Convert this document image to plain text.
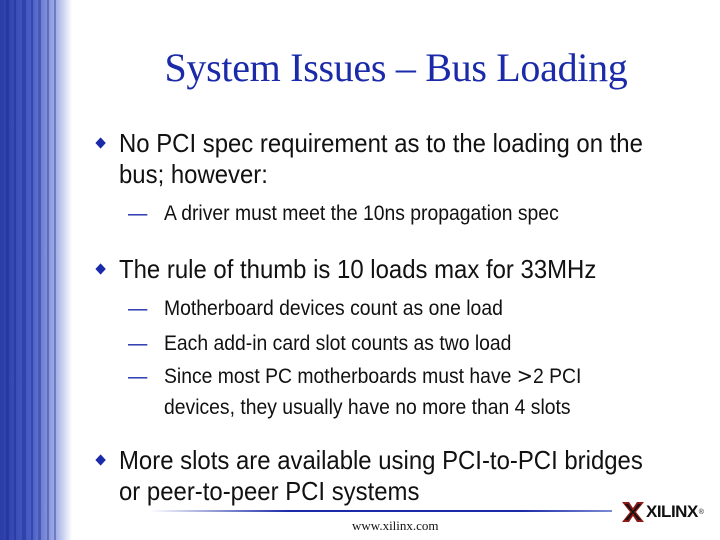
System Issues – Bus Loading
No PCI spec requirement as to the loading on the
bus; however:
— A driver must meet the 10ns propagation spec
The rule of thumb is 10 loads max for 33MHz
— Motherboard devices count as one load
— Each add-in card slot counts as two load
— Since most PC motherboards must have >2 PCI
devices, they usually have no more than 4 slots
More slots are available using PCI-to-PCI bridges
or peer-to-peer PCI systems
XILINX ®
www.xilinx.com
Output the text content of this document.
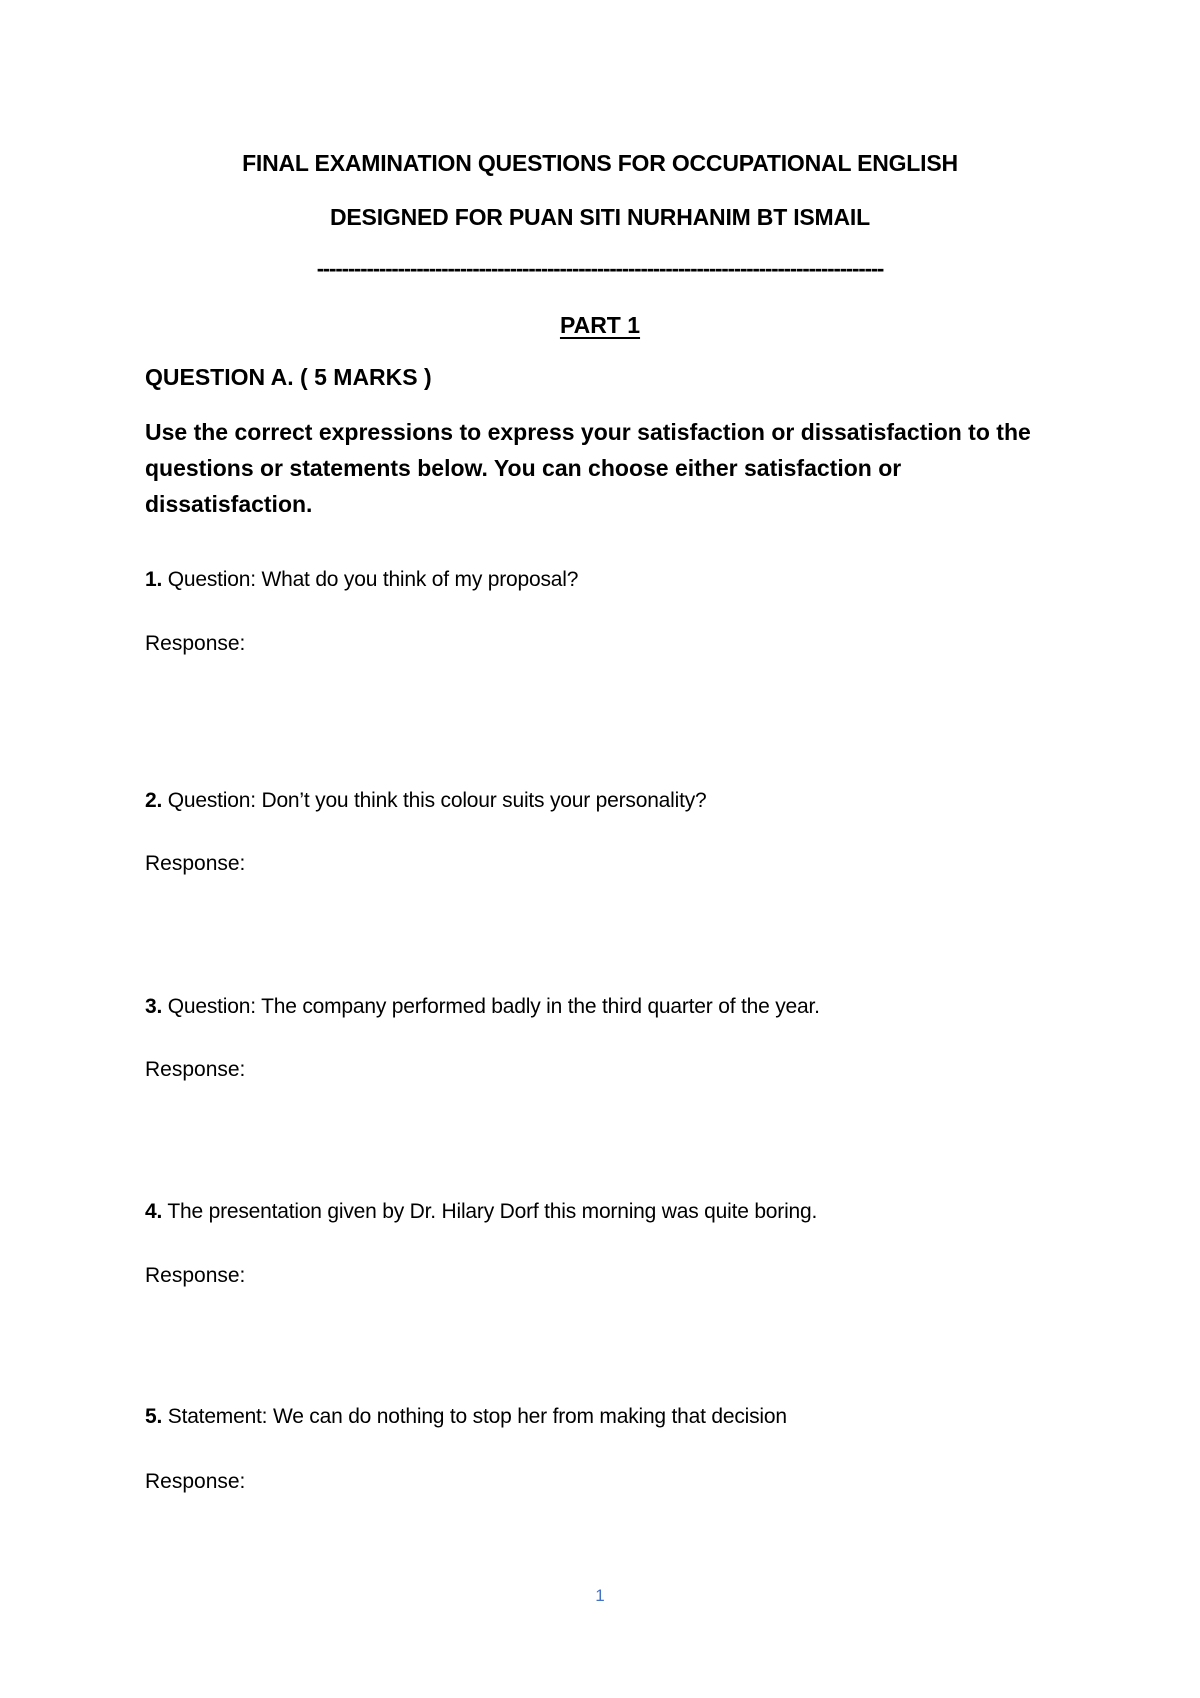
FINAL EXAMINATION QUESTIONS FOR OCCUPATIONAL ENGLISH
DESIGNED FOR PUAN SITI NURHANIM BT ISMAIL
-------------------------------------------------------------------------------------------
PART 1
QUESTION A. ( 5 MARKS )
Use the correct expressions to express your satisfaction or dissatisfaction to the questions or statements below. You can choose either satisfaction or dissatisfaction.
1. Question: What do you think of my proposal?
Response:
2. Question: Don’t you think this colour suits your personality?
Response:
3. Question: The company performed badly in the third quarter of the year.
Response:
4. The presentation given by Dr. Hilary Dorf this morning was quite boring.
Response:
5. Statement: We can do nothing to stop her from making that decision
Response:
1
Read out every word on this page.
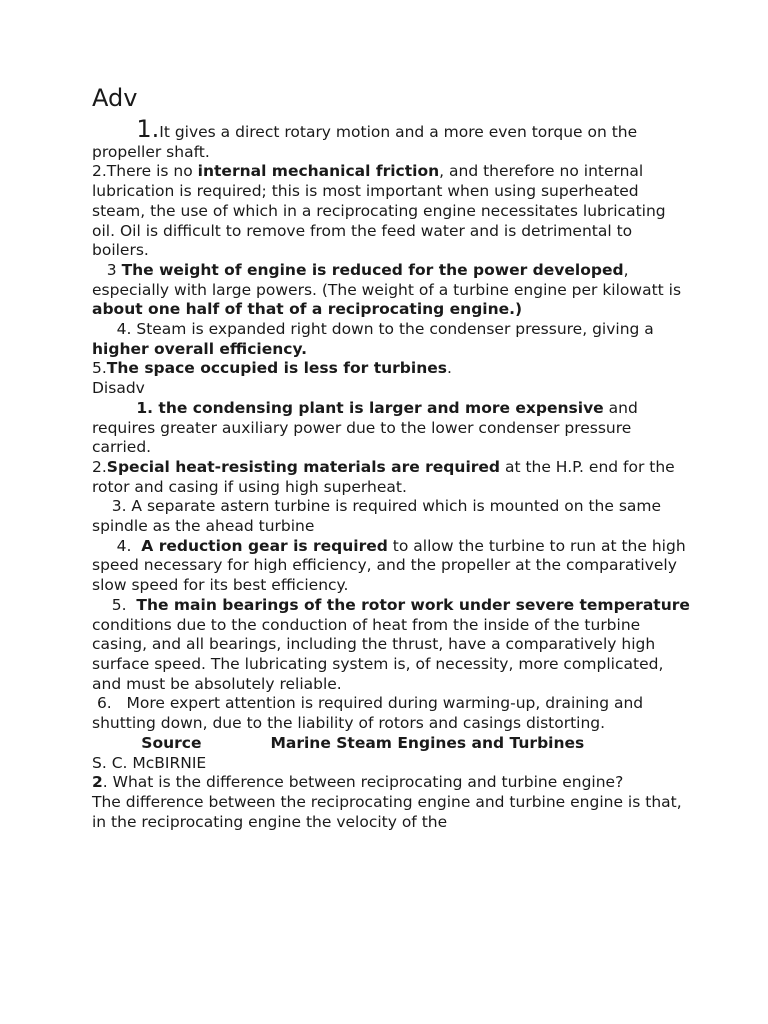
Adv
1.It gives a direct rotary motion and a more even torque on the propeller shaft.
2.There is no internal mechanical friction, and therefore no internal lubrication is required; this is most important when using superheated steam, the use of which in a reciprocating engine necessitates lubricating oil. Oil is difficult to remove from the feed water and is detrimental to boilers.
3 The weight of engine is reduced for the power developed, especially with large powers. (The weight of a turbine engine per kilowatt is about one half of that of a reciprocating engine.)
4. Steam is expanded right down to the condenser pressure, giving a higher overall efficiency.
5.The space occupied is less for turbines.
Disadv
1. the condensing plant is larger and more expensive and requires greater auxiliary power due to the lower condenser pressure carried.
2.Special heat-resisting materials are required at the H.P. end for the rotor and casing if using high superheat.
3. A separate astern turbine is required which is mounted on the same spindle as the ahead turbine
4.  A reduction gear is required to allow the turbine to run at the high speed necessary for high efficiency, and the propeller at the comparatively slow speed for its best efficiency.
5.  The main bearings of the rotor work under severe temperature conditions due to the conduction of heat from the inside of the turbine casing, and all bearings, including the thrust, have a comparatively high surface speed. The lubricating system is, of necessity, more complicated, and must be absolutely reliable.
6.   More expert attention is required during warming-up, draining and shutting down, due to the liability of rotors and casings distorting.
Source	Marine Steam Engines and Turbines
S. C. McBIRNIE
2. What is the difference between reciprocating and turbine engine?
The difference between the reciprocating engine and turbine engine is that, in the reciprocating engine the velocity of the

## Task brief
Repeat the material above word for word and skip every image in it.

## Output for this exercise
Convert this document image to plain text.
System Issues – Bus Loading
No PCI spec requirement as to the loading on the
bus; however:
— A driver must meet the 10ns propagation spec
The rule of thumb is 10 loads max for 33MHz
— Motherboard devices count as one load
— Each add-in card slot counts as two load
— Since most PC motherboards must have >2 PCI
devices, they usually have no more than 4 slots
More slots are available using PCI-to-PCI bridges
or peer-to-peer PCI systems
XILINX ®
www.xilinx.com
Output the text content of this document.
FINAL EXAMINATION QUESTIONS FOR OCCUPATIONAL ENGLISH
DESIGNED FOR PUAN SITI NURHANIM BT ISMAIL
-------------------------------------------------------------------------------------------
PART 1
QUESTION A. ( 5 MARKS )
Use the correct expressions to express your satisfaction or dissatisfaction to the questions or statements below. You can choose either satisfaction or dissatisfaction.
1. Question: What do you think of my proposal?
Response:
2. Question: Don’t you think this colour suits your personality?
Response:
3. Question: The company performed badly in the third quarter of the year.
Response:
4. The presentation given by Dr. Hilary Dorf this morning was quite boring.
Response:
5. Statement: We can do nothing to stop her from making that decision
Response:
1
Read out every word on this page.
Adv
1.It gives a direct rotary motion and a more even torque on the propeller shaft.
2.There is no internal mechanical friction, and therefore no internal lubrication is required; this is most important when using superheated steam, the use of which in a reciprocating engine necessitates lubricating oil. Oil is difficult to remove from the feed water and is detrimental to boilers.
3 The weight of engine is reduced for the power developed, especially with large powers. (The weight of a turbine engine per kilowatt is about one half of that of a reciprocating engine.)
4. Steam is expanded right down to the condenser pressure, giving a higher overall efficiency.
5.The space occupied is less for turbines.
Disadv
1. the condensing plant is larger and more expensive and requires greater auxiliary power due to the lower condenser pressure carried.
2.Special heat-resisting materials are required at the H.P. end for the rotor and casing if using high superheat.
3. A separate astern turbine is required which is mounted on the same spindle as the ahead turbine
4.  A reduction gear is required to allow the turbine to run at the high speed necessary for high efficiency, and the propeller at the comparatively slow speed for its best efficiency.
5.  The main bearings of the rotor work under severe temperature conditions due to the conduction of heat from the inside of the turbine casing, and all bearings, including the thrust, have a comparatively high surface speed. The lubricating system is, of necessity, more complicated, and must be absolutely reliable.
6.   More expert attention is required during warming-up, draining and shutting down, due to the liability of rotors and casings distorting.
Source	Marine Steam Engines and Turbines
S. C. McBIRNIE
2. What is the difference between reciprocating and turbine engine?
The difference between the reciprocating engine and turbine engine is that, in the reciprocating engine the velocity of the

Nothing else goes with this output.